- Requirements: Transcribe the data that follows precisely, omitting nothing.

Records
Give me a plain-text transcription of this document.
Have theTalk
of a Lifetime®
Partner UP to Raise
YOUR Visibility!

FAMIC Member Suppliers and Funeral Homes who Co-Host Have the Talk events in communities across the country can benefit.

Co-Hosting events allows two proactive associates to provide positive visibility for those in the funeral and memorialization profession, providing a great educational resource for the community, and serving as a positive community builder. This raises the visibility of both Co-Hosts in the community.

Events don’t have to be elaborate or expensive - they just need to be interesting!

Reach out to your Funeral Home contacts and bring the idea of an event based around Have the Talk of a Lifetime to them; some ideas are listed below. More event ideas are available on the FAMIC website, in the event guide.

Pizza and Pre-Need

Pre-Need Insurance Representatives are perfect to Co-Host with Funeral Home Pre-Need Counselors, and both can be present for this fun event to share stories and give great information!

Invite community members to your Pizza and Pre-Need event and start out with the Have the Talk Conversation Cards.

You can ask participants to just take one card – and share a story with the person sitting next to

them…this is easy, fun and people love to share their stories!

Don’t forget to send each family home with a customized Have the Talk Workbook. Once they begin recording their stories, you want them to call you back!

- Result:
Give me a plain-text transcription of this document.
Have theTalk
of a Lifetime®
Partner UP to Raise
YOUR Visibility!

FAMIC Member Suppliers and Funeral Homes who Co-Host Have the Talk events in communities across the country can benefit.

Co-Hosting events allows two proactive associates to provide positive visibility for those in the funeral and memorialization profession, providing a great educational resource for the community, and serving as a positive community builder. This raises the visibility of both Co-Hosts in the community.

Events don’t have to be elaborate or expensive - they just need to be interesting!

Reach out to your Funeral Home contacts and bring the idea of an event based around Have the Talk of a Lifetime to them; some ideas are listed below. More event ideas are available on the FAMIC website, in the event guide.

Pizza and Pre-Need

Pre-Need Insurance Representatives are perfect to Co-Host with Funeral Home Pre-Need Counselors, and both can be present for this fun event to share stories and give great information!

Invite community members to your Pizza and Pre-Need event and start out with the Have the Talk Conversation Cards.

You can ask participants to just take one card – and share a story with the person sitting next to

them…this is easy, fun and people love to share their stories!

Don’t forget to send each family home with a customized Have the Talk Workbook. Once they begin recording their stories, you want them to call you back!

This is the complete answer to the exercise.